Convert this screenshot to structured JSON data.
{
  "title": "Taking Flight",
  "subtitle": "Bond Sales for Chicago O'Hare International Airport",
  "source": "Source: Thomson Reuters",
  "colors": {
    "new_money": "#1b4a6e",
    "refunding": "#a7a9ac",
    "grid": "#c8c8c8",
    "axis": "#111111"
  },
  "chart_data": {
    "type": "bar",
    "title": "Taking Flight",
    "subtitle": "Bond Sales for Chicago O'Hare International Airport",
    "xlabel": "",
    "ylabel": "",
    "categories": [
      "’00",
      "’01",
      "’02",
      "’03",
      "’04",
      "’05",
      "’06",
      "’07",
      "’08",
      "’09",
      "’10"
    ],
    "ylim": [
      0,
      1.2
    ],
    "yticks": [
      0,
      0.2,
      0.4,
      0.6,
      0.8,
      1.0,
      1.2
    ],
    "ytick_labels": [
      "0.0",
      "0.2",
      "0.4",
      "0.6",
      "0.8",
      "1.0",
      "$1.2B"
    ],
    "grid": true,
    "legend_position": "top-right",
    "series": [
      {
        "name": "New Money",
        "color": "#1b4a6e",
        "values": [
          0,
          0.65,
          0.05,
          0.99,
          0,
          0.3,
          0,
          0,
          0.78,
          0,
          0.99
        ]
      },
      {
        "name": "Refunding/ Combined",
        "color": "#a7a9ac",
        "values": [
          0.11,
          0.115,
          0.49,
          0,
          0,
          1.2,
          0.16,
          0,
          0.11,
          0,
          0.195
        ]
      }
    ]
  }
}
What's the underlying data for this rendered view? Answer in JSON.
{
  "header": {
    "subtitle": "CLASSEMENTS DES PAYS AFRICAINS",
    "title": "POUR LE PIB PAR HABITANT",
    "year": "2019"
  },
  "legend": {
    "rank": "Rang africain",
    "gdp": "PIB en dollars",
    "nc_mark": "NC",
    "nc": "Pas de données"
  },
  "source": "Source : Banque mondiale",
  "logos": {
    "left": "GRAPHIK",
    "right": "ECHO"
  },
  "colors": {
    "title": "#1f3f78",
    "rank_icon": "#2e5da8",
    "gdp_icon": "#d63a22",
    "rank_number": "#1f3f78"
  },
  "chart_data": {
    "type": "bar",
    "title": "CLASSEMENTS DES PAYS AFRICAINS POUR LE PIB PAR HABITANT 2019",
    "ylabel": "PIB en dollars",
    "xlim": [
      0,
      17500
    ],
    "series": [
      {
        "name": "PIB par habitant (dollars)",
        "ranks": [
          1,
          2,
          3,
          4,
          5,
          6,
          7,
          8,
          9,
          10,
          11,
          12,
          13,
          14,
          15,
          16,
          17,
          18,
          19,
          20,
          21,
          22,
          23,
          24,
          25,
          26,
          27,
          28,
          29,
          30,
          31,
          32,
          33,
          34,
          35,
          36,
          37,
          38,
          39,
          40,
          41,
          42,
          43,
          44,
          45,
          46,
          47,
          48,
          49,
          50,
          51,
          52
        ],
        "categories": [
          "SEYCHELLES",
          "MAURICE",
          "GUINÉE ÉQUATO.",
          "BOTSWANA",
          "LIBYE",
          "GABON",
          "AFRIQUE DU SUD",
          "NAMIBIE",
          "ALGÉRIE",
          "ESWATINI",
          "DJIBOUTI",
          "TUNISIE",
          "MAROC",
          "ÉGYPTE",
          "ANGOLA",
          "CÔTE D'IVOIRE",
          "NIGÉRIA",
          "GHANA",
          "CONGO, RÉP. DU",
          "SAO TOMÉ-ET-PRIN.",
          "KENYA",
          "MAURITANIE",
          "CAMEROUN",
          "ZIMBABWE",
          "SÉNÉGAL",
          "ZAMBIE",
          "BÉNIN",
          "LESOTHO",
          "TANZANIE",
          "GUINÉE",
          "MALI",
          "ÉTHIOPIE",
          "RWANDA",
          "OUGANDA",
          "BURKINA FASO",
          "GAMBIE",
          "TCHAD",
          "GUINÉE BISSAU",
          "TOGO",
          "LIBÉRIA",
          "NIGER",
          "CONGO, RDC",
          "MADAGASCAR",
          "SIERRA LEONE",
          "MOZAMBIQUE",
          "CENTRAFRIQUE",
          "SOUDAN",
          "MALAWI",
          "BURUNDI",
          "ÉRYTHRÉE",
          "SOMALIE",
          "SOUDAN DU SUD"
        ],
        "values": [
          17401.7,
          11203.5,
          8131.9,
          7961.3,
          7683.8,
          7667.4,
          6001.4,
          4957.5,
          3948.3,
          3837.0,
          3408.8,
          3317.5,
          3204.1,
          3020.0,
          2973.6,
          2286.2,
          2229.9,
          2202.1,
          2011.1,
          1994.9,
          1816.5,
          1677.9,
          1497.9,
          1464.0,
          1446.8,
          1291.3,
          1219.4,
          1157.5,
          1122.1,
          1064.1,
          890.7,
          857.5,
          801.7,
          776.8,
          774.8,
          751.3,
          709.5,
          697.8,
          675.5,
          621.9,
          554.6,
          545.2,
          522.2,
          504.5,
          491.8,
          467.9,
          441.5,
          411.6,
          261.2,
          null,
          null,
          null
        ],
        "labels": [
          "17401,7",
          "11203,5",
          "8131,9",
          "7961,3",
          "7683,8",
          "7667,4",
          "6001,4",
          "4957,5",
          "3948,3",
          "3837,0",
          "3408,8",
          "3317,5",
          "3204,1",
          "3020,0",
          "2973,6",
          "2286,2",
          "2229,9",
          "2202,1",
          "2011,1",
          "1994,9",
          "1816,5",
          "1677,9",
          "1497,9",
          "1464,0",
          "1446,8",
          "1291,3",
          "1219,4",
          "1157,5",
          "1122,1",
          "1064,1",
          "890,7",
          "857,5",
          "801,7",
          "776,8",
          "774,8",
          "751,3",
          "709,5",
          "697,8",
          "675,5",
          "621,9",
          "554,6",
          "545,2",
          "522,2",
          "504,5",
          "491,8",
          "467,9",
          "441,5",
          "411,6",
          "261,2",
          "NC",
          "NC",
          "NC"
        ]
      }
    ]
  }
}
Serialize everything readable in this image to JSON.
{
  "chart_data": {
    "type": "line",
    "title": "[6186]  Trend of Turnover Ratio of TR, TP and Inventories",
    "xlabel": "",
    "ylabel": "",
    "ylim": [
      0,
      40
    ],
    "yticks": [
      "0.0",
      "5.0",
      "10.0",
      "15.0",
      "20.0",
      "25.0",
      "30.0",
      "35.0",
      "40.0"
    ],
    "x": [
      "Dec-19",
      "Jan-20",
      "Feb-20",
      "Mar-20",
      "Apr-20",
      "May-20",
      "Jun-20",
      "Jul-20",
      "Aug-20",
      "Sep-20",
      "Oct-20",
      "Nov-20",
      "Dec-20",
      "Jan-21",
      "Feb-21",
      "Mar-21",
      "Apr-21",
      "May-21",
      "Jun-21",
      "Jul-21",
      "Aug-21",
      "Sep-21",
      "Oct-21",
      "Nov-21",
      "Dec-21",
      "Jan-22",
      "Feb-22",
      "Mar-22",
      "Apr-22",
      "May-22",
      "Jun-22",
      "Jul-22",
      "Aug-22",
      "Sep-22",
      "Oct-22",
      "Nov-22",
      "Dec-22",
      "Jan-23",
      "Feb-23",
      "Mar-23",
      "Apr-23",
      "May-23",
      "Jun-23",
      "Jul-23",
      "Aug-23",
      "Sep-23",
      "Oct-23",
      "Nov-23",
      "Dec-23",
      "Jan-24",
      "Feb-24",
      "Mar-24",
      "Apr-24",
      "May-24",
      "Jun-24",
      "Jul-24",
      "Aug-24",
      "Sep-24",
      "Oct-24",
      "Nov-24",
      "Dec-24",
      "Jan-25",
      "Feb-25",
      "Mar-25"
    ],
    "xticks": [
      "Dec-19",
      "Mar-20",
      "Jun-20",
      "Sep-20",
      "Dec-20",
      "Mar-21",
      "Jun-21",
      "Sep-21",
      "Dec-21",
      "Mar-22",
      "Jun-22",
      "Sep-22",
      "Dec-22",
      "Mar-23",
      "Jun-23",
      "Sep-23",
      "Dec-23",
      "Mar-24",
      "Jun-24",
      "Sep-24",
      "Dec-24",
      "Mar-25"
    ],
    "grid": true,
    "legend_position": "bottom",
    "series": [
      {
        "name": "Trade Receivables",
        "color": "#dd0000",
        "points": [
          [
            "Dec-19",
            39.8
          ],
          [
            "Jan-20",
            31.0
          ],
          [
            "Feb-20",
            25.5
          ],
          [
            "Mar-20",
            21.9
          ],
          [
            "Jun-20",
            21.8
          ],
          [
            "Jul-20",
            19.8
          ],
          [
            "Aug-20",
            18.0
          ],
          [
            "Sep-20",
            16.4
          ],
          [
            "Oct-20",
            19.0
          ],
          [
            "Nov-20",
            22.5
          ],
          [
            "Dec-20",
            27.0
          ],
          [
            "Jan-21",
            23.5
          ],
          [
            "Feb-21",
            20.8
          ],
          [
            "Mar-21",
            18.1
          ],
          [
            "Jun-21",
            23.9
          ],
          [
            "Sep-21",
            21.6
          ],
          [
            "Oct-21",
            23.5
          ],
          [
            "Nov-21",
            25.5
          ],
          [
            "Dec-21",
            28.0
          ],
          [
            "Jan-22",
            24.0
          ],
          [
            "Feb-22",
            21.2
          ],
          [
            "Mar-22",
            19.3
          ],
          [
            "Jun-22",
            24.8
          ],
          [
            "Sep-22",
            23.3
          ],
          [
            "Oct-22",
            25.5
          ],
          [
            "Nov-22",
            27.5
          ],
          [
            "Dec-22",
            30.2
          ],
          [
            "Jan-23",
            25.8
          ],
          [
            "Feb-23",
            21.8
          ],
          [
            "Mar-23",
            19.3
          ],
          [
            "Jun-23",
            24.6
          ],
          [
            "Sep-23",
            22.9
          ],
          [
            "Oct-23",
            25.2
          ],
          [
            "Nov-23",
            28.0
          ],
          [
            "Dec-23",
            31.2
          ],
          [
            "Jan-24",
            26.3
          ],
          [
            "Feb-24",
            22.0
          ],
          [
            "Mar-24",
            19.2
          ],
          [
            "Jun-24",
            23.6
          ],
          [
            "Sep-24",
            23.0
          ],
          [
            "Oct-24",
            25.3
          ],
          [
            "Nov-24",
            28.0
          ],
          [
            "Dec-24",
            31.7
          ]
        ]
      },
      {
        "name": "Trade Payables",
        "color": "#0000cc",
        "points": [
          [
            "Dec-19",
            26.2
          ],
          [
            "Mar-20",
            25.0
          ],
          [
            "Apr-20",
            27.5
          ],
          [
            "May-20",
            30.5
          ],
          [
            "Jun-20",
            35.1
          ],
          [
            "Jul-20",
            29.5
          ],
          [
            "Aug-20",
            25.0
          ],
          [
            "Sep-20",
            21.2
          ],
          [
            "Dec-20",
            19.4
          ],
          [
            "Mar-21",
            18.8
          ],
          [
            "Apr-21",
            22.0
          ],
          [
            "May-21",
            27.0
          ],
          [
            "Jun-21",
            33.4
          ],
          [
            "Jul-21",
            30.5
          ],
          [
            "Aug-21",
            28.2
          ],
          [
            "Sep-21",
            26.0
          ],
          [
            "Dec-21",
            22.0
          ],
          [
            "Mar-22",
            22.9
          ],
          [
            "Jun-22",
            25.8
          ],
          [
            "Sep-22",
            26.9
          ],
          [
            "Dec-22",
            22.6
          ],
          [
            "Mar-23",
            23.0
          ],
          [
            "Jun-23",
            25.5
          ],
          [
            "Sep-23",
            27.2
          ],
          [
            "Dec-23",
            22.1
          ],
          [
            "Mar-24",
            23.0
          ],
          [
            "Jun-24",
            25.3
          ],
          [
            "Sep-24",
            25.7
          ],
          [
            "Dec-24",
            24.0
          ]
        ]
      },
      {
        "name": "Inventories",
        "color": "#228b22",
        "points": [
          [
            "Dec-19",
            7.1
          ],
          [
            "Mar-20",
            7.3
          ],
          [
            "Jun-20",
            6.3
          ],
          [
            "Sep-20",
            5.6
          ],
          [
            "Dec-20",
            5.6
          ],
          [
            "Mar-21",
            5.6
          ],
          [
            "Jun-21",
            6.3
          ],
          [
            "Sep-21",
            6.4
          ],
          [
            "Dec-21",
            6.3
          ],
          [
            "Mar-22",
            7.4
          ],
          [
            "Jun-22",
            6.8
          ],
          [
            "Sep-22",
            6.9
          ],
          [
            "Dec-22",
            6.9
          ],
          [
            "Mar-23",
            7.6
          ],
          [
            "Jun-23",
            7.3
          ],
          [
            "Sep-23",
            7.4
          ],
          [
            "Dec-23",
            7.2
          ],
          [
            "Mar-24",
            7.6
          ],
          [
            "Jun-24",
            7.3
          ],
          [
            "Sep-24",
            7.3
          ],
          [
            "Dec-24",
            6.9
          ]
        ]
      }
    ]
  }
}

· · · · · · ·

▸ **Direction**
Return only the number of lines in the preceding records that contain the string "PAYS".

▸ **Solution for this problem**
2